- _Written exercise_
Copy out every one of the following rows verbatim, keeping each character and the original order.

☆ ☆ ☆ ☆ ☆ ☆ ☆

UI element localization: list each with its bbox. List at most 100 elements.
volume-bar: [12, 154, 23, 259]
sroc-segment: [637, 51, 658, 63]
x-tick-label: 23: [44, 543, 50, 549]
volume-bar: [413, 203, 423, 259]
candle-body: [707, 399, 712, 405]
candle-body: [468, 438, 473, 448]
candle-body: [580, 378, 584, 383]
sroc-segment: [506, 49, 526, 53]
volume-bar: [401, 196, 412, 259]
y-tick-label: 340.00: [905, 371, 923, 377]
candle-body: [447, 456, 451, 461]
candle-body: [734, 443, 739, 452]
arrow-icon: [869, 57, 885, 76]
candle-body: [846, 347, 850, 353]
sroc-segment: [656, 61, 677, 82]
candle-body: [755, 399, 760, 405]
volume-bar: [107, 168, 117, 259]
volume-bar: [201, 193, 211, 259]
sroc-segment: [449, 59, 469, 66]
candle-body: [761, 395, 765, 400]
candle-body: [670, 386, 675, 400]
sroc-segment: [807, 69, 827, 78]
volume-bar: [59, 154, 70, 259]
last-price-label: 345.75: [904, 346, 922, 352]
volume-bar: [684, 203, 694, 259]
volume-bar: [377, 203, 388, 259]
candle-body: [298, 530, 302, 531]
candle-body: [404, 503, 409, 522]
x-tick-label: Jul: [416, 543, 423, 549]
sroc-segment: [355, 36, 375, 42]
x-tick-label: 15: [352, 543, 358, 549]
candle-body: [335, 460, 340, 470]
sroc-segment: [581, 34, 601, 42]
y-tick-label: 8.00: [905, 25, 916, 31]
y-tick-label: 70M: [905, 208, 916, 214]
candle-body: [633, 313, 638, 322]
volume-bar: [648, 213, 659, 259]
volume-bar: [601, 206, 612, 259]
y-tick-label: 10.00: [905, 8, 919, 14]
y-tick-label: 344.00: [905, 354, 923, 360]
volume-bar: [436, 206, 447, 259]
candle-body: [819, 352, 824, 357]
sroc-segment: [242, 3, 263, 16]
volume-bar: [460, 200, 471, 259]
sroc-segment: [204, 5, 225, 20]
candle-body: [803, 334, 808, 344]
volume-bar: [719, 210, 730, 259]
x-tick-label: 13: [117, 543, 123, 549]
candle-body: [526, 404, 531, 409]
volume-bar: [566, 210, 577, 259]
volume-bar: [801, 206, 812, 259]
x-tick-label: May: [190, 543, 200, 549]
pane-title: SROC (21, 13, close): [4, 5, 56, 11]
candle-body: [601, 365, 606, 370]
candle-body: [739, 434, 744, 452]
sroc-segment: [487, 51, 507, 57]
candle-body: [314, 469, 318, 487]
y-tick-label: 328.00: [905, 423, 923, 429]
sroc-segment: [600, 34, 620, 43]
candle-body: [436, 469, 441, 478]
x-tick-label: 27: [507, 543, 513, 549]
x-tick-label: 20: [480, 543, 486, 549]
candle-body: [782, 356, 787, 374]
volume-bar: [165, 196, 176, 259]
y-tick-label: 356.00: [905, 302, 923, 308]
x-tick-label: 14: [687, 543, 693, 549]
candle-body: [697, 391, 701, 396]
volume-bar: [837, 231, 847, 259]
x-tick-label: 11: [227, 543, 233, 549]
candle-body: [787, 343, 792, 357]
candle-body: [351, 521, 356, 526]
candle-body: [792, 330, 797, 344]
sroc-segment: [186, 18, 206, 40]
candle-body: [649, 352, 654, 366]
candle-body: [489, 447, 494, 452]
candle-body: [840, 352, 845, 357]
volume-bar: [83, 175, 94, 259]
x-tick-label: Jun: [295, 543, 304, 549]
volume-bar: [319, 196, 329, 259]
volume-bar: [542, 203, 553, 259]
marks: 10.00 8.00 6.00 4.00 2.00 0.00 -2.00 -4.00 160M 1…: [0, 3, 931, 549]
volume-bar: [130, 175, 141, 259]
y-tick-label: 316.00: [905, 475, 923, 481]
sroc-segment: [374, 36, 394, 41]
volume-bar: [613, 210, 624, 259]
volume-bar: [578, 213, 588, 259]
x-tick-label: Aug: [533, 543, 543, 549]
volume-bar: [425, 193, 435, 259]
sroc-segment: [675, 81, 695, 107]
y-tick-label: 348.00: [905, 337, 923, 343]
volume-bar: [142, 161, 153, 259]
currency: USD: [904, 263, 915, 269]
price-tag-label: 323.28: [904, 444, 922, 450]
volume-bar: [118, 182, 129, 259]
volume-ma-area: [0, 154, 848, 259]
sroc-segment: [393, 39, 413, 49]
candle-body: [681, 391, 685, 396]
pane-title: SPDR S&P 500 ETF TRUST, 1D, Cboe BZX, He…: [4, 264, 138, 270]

☆ ☆ ☆ ☆ ☆ ☆ ☆

- _Worked answer_
UI element localization: list each with its bbox. List at most 100 elements.
volume-bar: [12, 154, 23, 259]
sroc-segment: [637, 51, 658, 63]
x-tick-label: 23: [44, 543, 50, 549]
volume-bar: [413, 203, 423, 259]
candle-body: [707, 399, 712, 405]
candle-body: [468, 438, 473, 448]
candle-body: [580, 378, 584, 383]
sroc-segment: [506, 49, 526, 53]
volume-bar: [401, 196, 412, 259]
y-tick-label: 340.00: [905, 371, 923, 377]
candle-body: [447, 456, 451, 461]
candle-body: [734, 443, 739, 452]
arrow-icon: [869, 57, 885, 76]
candle-body: [846, 347, 850, 353]
sroc-segment: [656, 61, 677, 82]
candle-body: [755, 399, 760, 405]
volume-bar: [107, 168, 117, 259]
volume-bar: [201, 193, 211, 259]
sroc-segment: [449, 59, 469, 66]
candle-body: [761, 395, 765, 400]
candle-body: [670, 386, 675, 400]
sroc-segment: [807, 69, 827, 78]
volume-bar: [59, 154, 70, 259]
last-price-label: 345.75: [904, 346, 922, 352]
volume-bar: [684, 203, 694, 259]
volume-bar: [377, 203, 388, 259]
candle-body: [298, 530, 302, 531]
candle-body: [404, 503, 409, 522]
x-tick-label: Jul: [416, 543, 423, 549]
sroc-segment: [355, 36, 375, 42]
x-tick-label: 15: [352, 543, 358, 549]
candle-body: [335, 460, 340, 470]
sroc-segment: [581, 34, 601, 42]
y-tick-label: 8.00: [905, 25, 916, 31]
y-tick-label: 70M: [905, 208, 916, 214]
candle-body: [633, 313, 638, 322]
volume-bar: [648, 213, 659, 259]
volume-bar: [601, 206, 612, 259]
y-tick-label: 10.00: [905, 8, 919, 14]
y-tick-label: 344.00: [905, 354, 923, 360]
volume-bar: [436, 206, 447, 259]
candle-body: [819, 352, 824, 357]
sroc-segment: [242, 3, 263, 16]
volume-bar: [460, 200, 471, 259]
sroc-segment: [204, 5, 225, 20]
candle-body: [803, 334, 808, 344]
volume-bar: [719, 210, 730, 259]
x-tick-label: 13: [117, 543, 123, 549]
candle-body: [526, 404, 531, 409]
volume-bar: [566, 210, 577, 259]
volume-bar: [801, 206, 812, 259]
x-tick-label: May: [190, 543, 200, 549]
pane-title: SROC (21, 13, close): [4, 5, 56, 11]
candle-body: [601, 365, 606, 370]
candle-body: [739, 434, 744, 452]
sroc-segment: [487, 51, 507, 57]
candle-body: [314, 469, 318, 487]
y-tick-label: 328.00: [905, 423, 923, 429]
sroc-segment: [600, 34, 620, 43]
candle-body: [436, 469, 441, 478]
x-tick-label: 27: [507, 543, 513, 549]
x-tick-label: 20: [480, 543, 486, 549]
candle-body: [782, 356, 787, 374]
volume-bar: [165, 196, 176, 259]
y-tick-label: 356.00: [905, 302, 923, 308]
x-tick-label: 14: [687, 543, 693, 549]
candle-body: [697, 391, 701, 396]
volume-bar: [837, 231, 847, 259]
x-tick-label: 11: [227, 543, 233, 549]
candle-body: [787, 343, 792, 357]
candle-body: [351, 521, 356, 526]
candle-body: [792, 330, 797, 344]
sroc-segment: [186, 18, 206, 40]
candle-body: [649, 352, 654, 366]
candle-body: [489, 447, 494, 452]
candle-body: [840, 352, 845, 357]
volume-bar: [83, 175, 94, 259]
x-tick-label: Jun: [295, 543, 304, 549]
volume-bar: [319, 196, 329, 259]
volume-bar: [542, 203, 553, 259]
marks: 10.00 8.00 6.00 4.00 2.00 0.00 -2.00 -4.00 160M 1…: [0, 3, 931, 549]
volume-bar: [130, 175, 141, 259]
y-tick-label: 316.00: [905, 475, 923, 481]
sroc-segment: [374, 36, 394, 41]
volume-bar: [613, 210, 624, 259]
volume-bar: [578, 213, 588, 259]
x-tick-label: Aug: [533, 543, 543, 549]
volume-bar: [425, 193, 435, 259]
sroc-segment: [675, 81, 695, 107]
y-tick-label: 348.00: [905, 337, 923, 343]
volume-bar: [142, 161, 153, 259]
currency: USD: [904, 263, 915, 269]
price-tag-label: 323.28: [904, 444, 922, 450]
volume-bar: [118, 182, 129, 259]
volume-ma-area: [0, 154, 848, 259]
sroc-segment: [393, 39, 413, 49]
candle-body: [681, 391, 685, 396]
pane-title: SPDR S&P 500 ETF TRUST, 1D, Cboe BZX, He…: [4, 264, 138, 270]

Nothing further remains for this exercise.